Source records

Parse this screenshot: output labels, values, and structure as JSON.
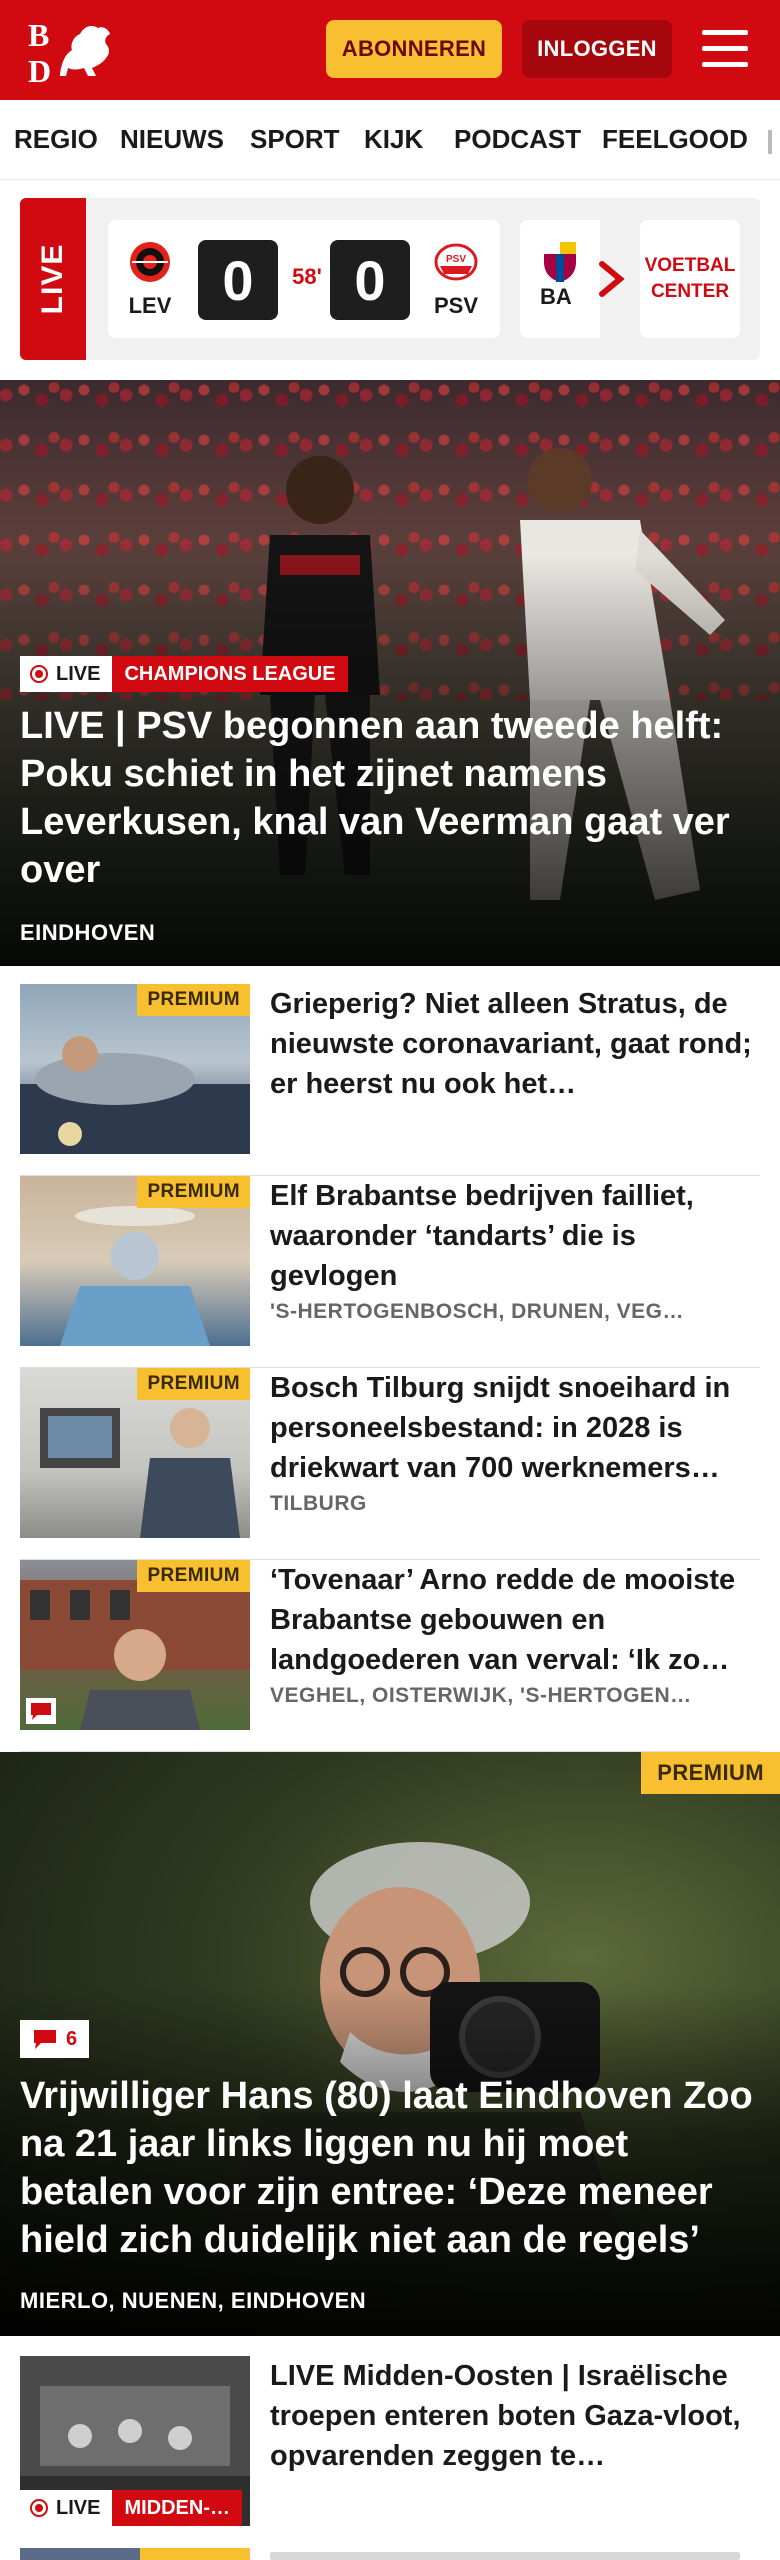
{
  "header": {
    "logo_text": "BD",
    "subscribe_label": "ABONNEREN",
    "login_label": "INLOGGEN",
    "menu_icon": "hamburger-menu-icon",
    "brand_color": "#d10a11",
    "accent_color": "#f8c031"
  },
  "nav": {
    "items": [
      "REGIO",
      "NIEUWS",
      "SPORT",
      "KIJK",
      "PODCAST",
      "FEELGOOD"
    ]
  },
  "live_scores": {
    "live_label": "LIVE",
    "match": {
      "home_code": "LEV",
      "home_score": "0",
      "minute": "58'",
      "away_score": "0",
      "away_code": "PSV"
    },
    "next_match_code": "BA",
    "voetbal_center_label": "VOETBAL CENTER"
  },
  "hero": {
    "live_label": "LIVE",
    "category": "CHAMPIONS LEAGUE",
    "title": "LIVE | PSV begonnen aan tweede helft: Poku schiet in het zijnet namens Leverkusen, knal van Veerman gaat ver over",
    "location": "EINDHOVEN"
  },
  "articles": [
    {
      "premium": "PREMIUM",
      "title": "Grieperig? Niet alleen Stratus, de nieuwste coronavariant, gaat rond; er heerst nu ook het…",
      "location": ""
    },
    {
      "premium": "PREMIUM",
      "title": "Elf Brabantse bedrijven failliet, waaronder ‘tandarts’ die is gevlogen",
      "location": "'S-HERTOGENBOSCH, DRUNEN, VEG…"
    },
    {
      "premium": "PREMIUM",
      "title": "Bosch Tilburg snijdt snoeihard in personeelsbestand: in 2028 is driekwart van 700 werknemers…",
      "location": "TILBURG"
    },
    {
      "premium": "PREMIUM",
      "title": "‘Tovenaar’ Arno redde de mooiste Brabantse gebouwen en landgoederen van verval: ‘Ik zo…",
      "location": "VEGHEL, OISTERWIJK, 'S-HERTOGEN…"
    }
  ],
  "big_article": {
    "premium": "PREMIUM",
    "comment_count": "6",
    "title": "Vrijwilliger Hans (80) laat Eindhoven Zoo na 21 jaar links liggen nu hij moet betalen voor zijn entree: ‘Deze meneer hield zich duidelijk niet aan de regels’",
    "location": "MIERLO, NUENEN, EINDHOVEN"
  },
  "live_article": {
    "live_label": "LIVE",
    "category": "MIDDEN-…",
    "title": "LIVE Midden-Oosten | Israëlische troepen enteren boten Gaza-vloot, opvarenden zeggen te…"
  }
}
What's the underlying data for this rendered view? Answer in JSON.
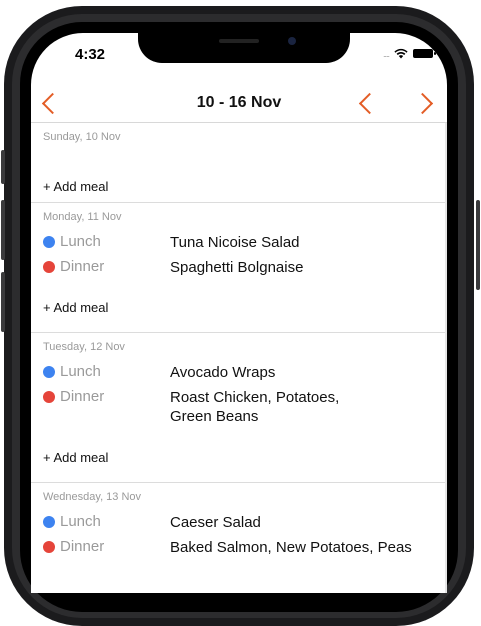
{
  "status_bar": {
    "time": "4:32",
    "signal": "....",
    "wifi_icon": "wifi-icon",
    "battery_icon": "battery-icon"
  },
  "nav": {
    "title": "10 - 16 Nov",
    "back_icon": "chevron-left-icon",
    "prev_icon": "chevron-left-icon",
    "next_icon": "chevron-right-icon",
    "accent_color": "#e35d26"
  },
  "days": [
    {
      "header": "Sunday, 10 Nov",
      "meals": [],
      "add_label": "+ Add meal"
    },
    {
      "header": "Monday, 11 Nov",
      "meals": [
        {
          "type": "Lunch",
          "name": "Tuna Nicoise Salad",
          "color": "#3d83f0"
        },
        {
          "type": "Dinner",
          "name": "Spaghetti Bolgnaise",
          "color": "#e5443a"
        }
      ],
      "add_label": "+ Add meal"
    },
    {
      "header": "Tuesday, 12 Nov",
      "meals": [
        {
          "type": "Lunch",
          "name": "Avocado Wraps",
          "color": "#3d83f0"
        },
        {
          "type": "Dinner",
          "name": "Roast Chicken, Potatoes, Green Beans",
          "color": "#e5443a"
        }
      ],
      "add_label": "+ Add meal"
    },
    {
      "header": "Wednesday, 13 Nov",
      "meals": [
        {
          "type": "Lunch",
          "name": "Caeser Salad",
          "color": "#3d83f0"
        },
        {
          "type": "Dinner",
          "name": "Baked Salmon, New Potatoes, Peas",
          "color": "#e5443a"
        }
      ]
    }
  ]
}
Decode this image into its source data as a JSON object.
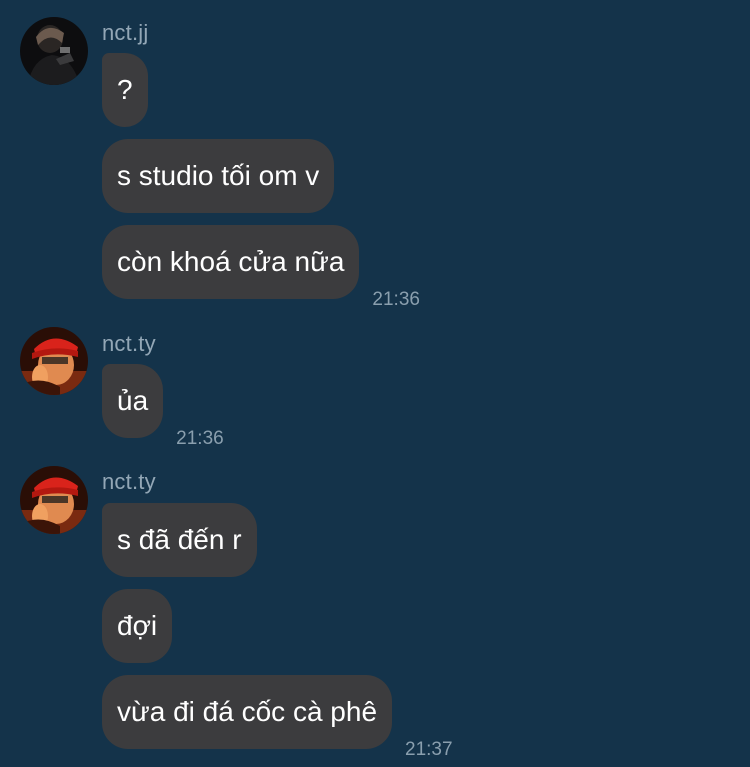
{
  "theme": {
    "background": "#14334a",
    "bubble": "#3c3c3e",
    "text": "#ffffff",
    "meta_text": "#93a7b6"
  },
  "groups": [
    {
      "sender": "nct.jj",
      "avatar_icon": "user-avatar-dark-photo-icon",
      "messages": [
        {
          "text": "?",
          "time": ""
        },
        {
          "text": "s studio tối om v",
          "time": ""
        },
        {
          "text": "còn khoá cửa nữa",
          "time": "21:36"
        }
      ]
    },
    {
      "sender": "nct.ty",
      "avatar_icon": "user-avatar-red-cap-photo-icon",
      "messages": [
        {
          "text": "ủa",
          "time": "21:36"
        }
      ]
    },
    {
      "sender": "nct.ty",
      "avatar_icon": "user-avatar-red-cap-photo-icon",
      "messages": [
        {
          "text": "s đã đến r",
          "time": ""
        },
        {
          "text": "đợi",
          "time": ""
        },
        {
          "text": "vừa đi đá cốc cà phê",
          "time": "21:37"
        }
      ]
    }
  ]
}
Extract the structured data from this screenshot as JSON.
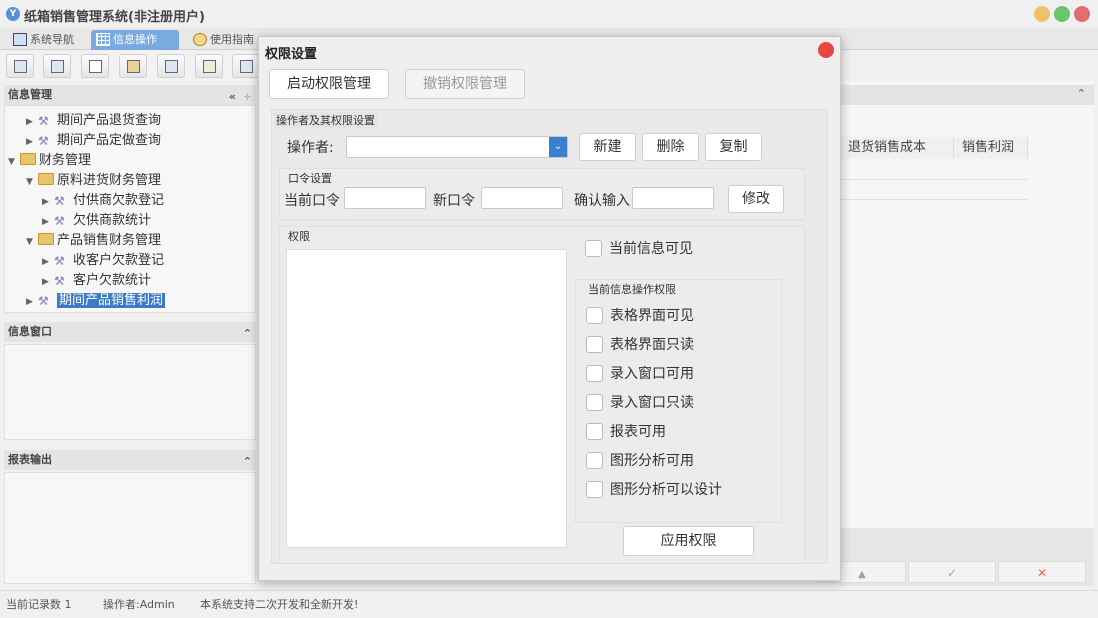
{
  "app": {
    "title": "纸箱销售管理系统(非注册用户)",
    "icon_letter": "Y"
  },
  "window_buttons": [
    {
      "name": "minimize-button",
      "color": "#f0c267"
    },
    {
      "name": "maximize-button",
      "color": "#6cc46c"
    },
    {
      "name": "close-window-button",
      "color": "#e36c6c"
    }
  ],
  "tabs": [
    {
      "label": "系统导航",
      "active": false
    },
    {
      "label": "信息操作",
      "active": true
    },
    {
      "label": "使用指南",
      "active": false
    }
  ],
  "left_panel": {
    "info_mgmt_title": "信息管理",
    "info_window_title": "信息窗口",
    "report_title": "报表输出",
    "tree": [
      {
        "label": "期间产品退货查询",
        "level": 1,
        "type": "tool"
      },
      {
        "label": "期间产品定做查询",
        "level": 1,
        "type": "tool"
      },
      {
        "label": "财务管理",
        "level": 0,
        "type": "folder",
        "expanded": true
      },
      {
        "label": "原料进货财务管理",
        "level": 1,
        "type": "folder",
        "expanded": true
      },
      {
        "label": "付供商欠款登记",
        "level": 2,
        "type": "tool"
      },
      {
        "label": "欠供商款统计",
        "level": 2,
        "type": "tool"
      },
      {
        "label": "产品销售财务管理",
        "level": 1,
        "type": "folder",
        "expanded": true
      },
      {
        "label": "收客户欠款登记",
        "level": 2,
        "type": "tool"
      },
      {
        "label": "客户欠款统计",
        "level": 2,
        "type": "tool"
      },
      {
        "label": "期间产品销售利润",
        "level": 1,
        "type": "tool",
        "selected": true
      }
    ]
  },
  "grid": {
    "columns": [
      "退货销售成本",
      "销售利润"
    ]
  },
  "status_bar": {
    "record_count": "当前记录数 1",
    "operator": "操作者:Admin",
    "message": "本系统支持二次开发和全新开发!"
  },
  "dialog": {
    "title": "权限设置",
    "enable_button": "启动权限管理",
    "revoke_button": "撤销权限管理",
    "operator_group_title": "操作者及其权限设置",
    "operator_label": "操作者:",
    "operator_value": "",
    "new_button": "新建",
    "delete_button": "删除",
    "copy_button": "复制",
    "password_group_title": "口令设置",
    "current_password_label": "当前口令",
    "new_password_label": "新口令",
    "confirm_label": "确认输入",
    "modify_button": "修改",
    "permissions_group_title": "权限",
    "current_info_visible": "当前信息可见",
    "ops_group_title": "当前信息操作权限",
    "ops": [
      "表格界面可见",
      "表格界面只读",
      "录入窗口可用",
      "录入窗口只读",
      "报表可用",
      "图形分析可用",
      "图形分析可以设计"
    ],
    "apply_button": "应用权限"
  },
  "right_controls": {
    "up": "▲",
    "check": "✓",
    "cancel": "✕"
  }
}
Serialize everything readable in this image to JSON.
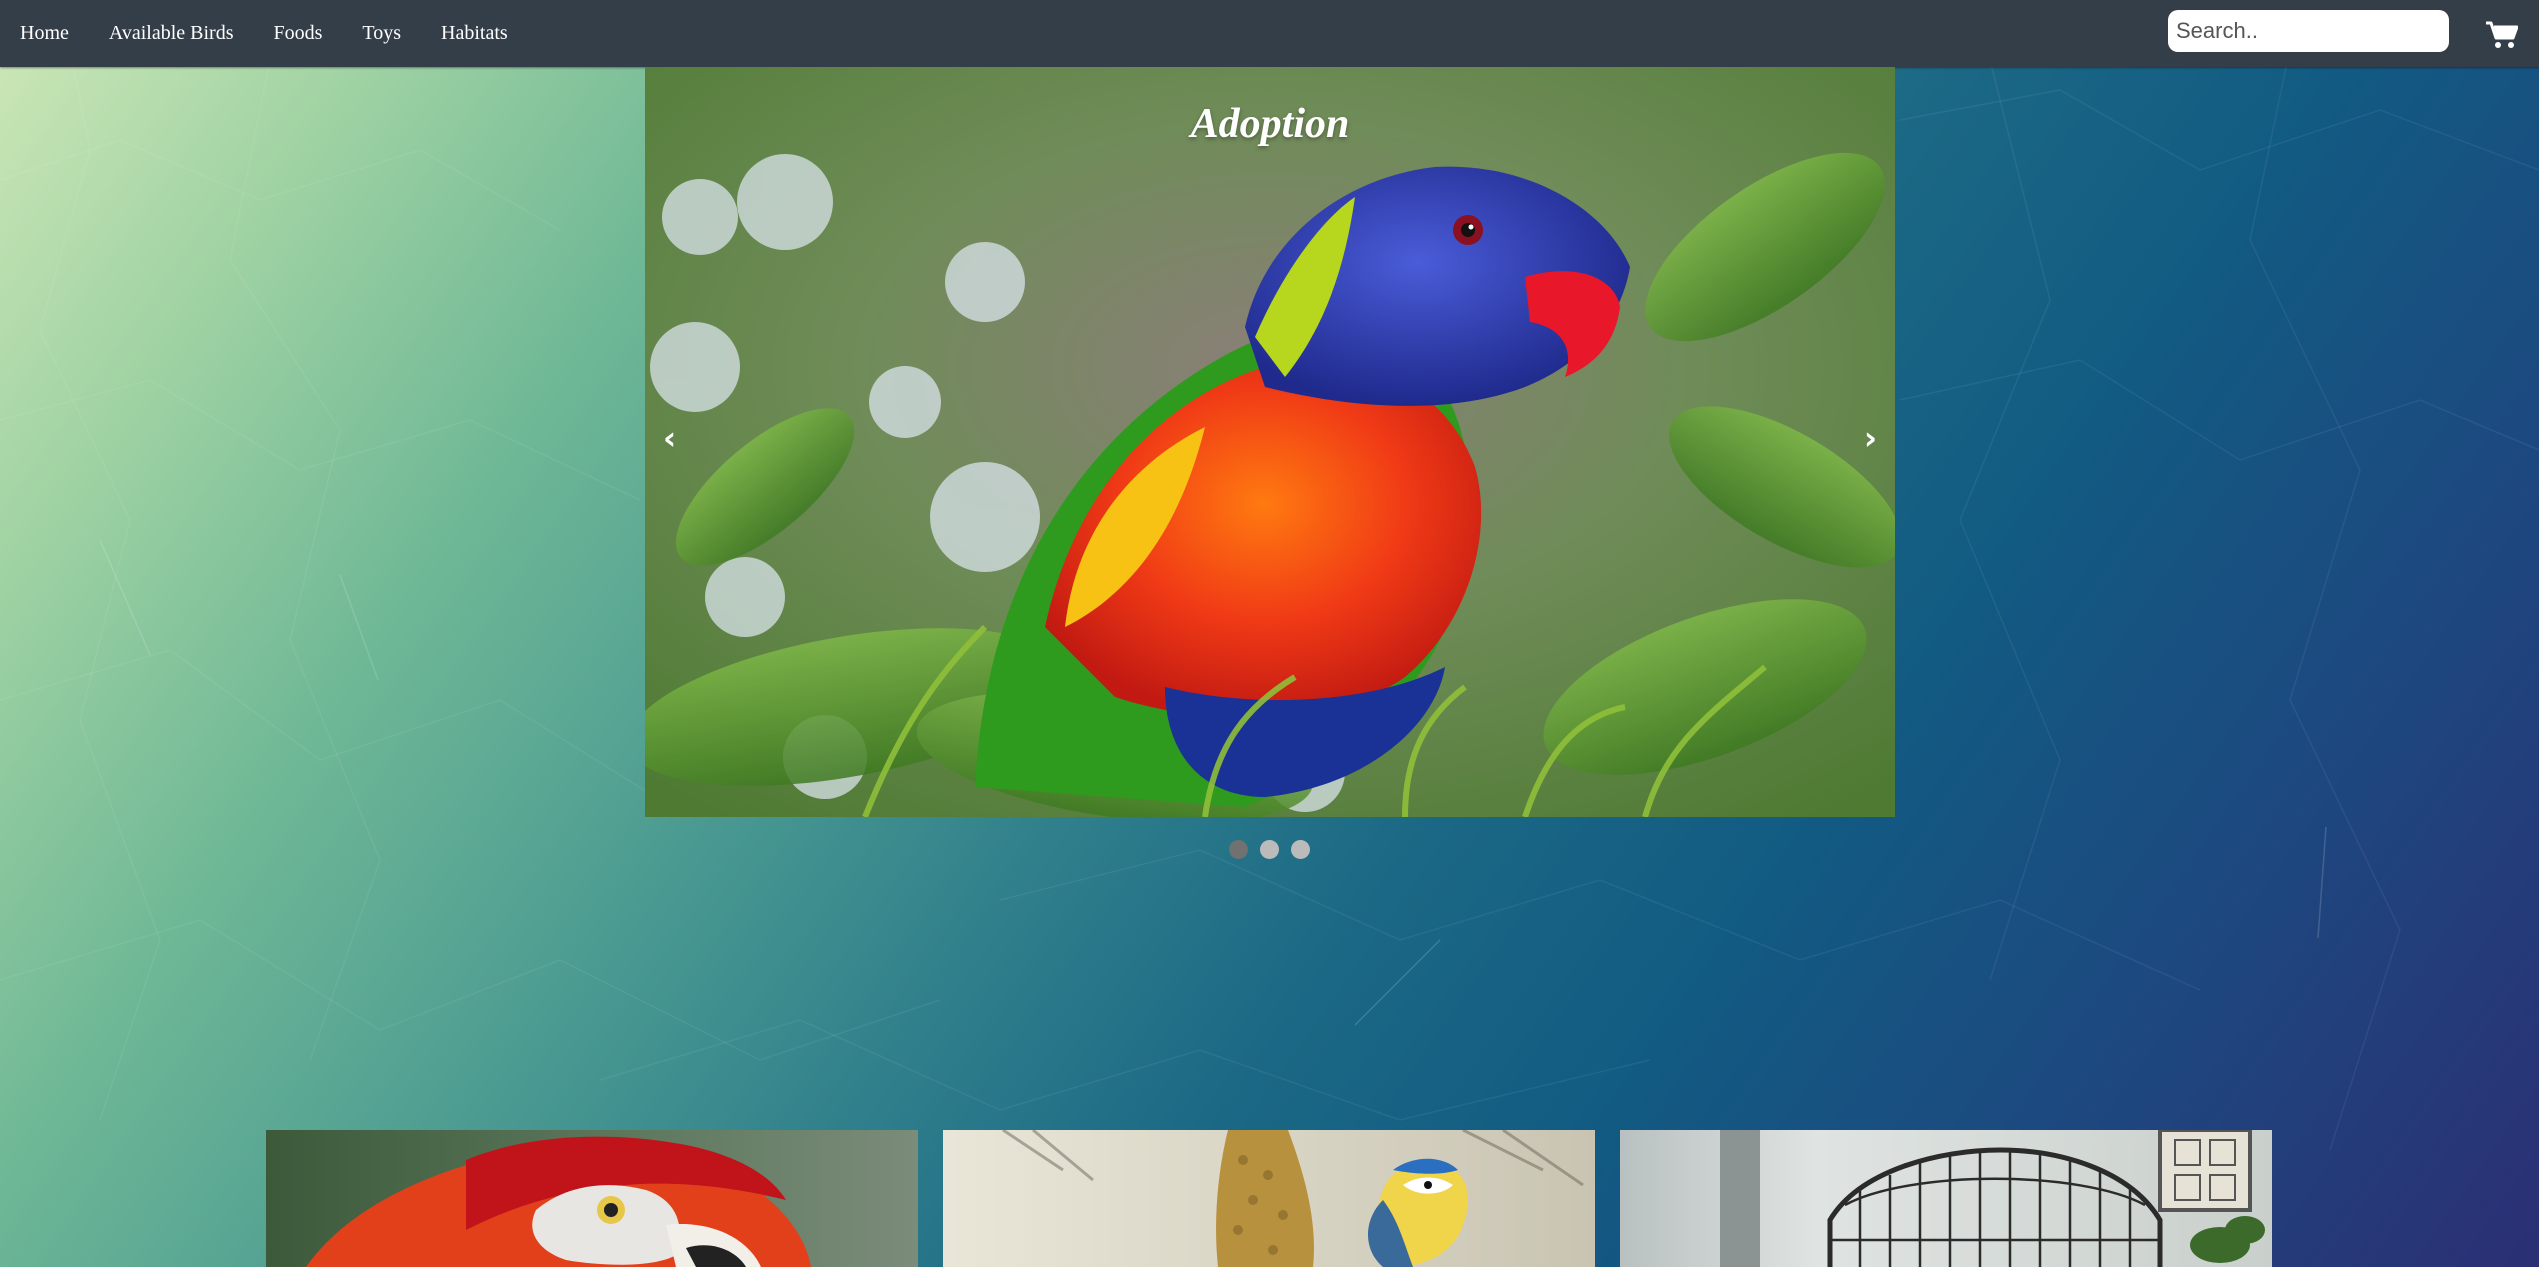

TASK INSTRUCTIONS:
Examine the records and report how many lines contain the string "gaat". Only the number should be given.

SOLUTION TO THIS TASK:
2